Exercise:
Among the lines below, count those with "Full". Give the total alone.

__________

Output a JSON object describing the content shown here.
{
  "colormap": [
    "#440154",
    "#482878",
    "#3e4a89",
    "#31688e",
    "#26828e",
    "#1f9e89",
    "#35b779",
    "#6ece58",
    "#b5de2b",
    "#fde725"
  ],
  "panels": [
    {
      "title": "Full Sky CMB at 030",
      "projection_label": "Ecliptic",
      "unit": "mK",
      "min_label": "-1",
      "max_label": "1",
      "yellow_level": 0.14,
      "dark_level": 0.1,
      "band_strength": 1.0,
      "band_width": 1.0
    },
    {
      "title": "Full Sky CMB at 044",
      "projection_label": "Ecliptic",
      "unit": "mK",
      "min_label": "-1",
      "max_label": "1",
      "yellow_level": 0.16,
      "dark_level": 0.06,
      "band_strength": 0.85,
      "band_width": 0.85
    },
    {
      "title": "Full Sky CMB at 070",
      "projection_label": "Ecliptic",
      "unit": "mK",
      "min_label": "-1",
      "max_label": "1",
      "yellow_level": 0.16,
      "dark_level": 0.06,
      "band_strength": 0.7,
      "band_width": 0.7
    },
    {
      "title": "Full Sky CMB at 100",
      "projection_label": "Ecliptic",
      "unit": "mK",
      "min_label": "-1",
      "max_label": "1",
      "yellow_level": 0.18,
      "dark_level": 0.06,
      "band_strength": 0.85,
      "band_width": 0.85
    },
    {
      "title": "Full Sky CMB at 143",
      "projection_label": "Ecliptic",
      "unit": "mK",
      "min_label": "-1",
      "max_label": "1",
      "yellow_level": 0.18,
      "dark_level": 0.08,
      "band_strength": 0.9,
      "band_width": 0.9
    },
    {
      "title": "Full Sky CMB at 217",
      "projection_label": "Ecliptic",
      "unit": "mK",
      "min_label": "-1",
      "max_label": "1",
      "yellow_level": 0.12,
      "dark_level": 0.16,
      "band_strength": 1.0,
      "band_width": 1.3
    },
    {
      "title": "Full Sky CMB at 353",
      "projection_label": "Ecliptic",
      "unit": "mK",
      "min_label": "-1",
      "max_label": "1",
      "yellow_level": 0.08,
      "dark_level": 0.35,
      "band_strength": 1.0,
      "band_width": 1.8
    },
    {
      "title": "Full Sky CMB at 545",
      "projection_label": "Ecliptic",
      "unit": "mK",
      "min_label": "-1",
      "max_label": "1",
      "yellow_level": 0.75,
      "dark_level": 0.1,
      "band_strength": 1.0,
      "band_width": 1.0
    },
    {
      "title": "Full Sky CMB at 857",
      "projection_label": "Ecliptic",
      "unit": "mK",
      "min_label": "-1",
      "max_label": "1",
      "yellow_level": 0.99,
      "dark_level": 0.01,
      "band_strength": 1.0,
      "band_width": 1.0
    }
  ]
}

__________

Task solution:
9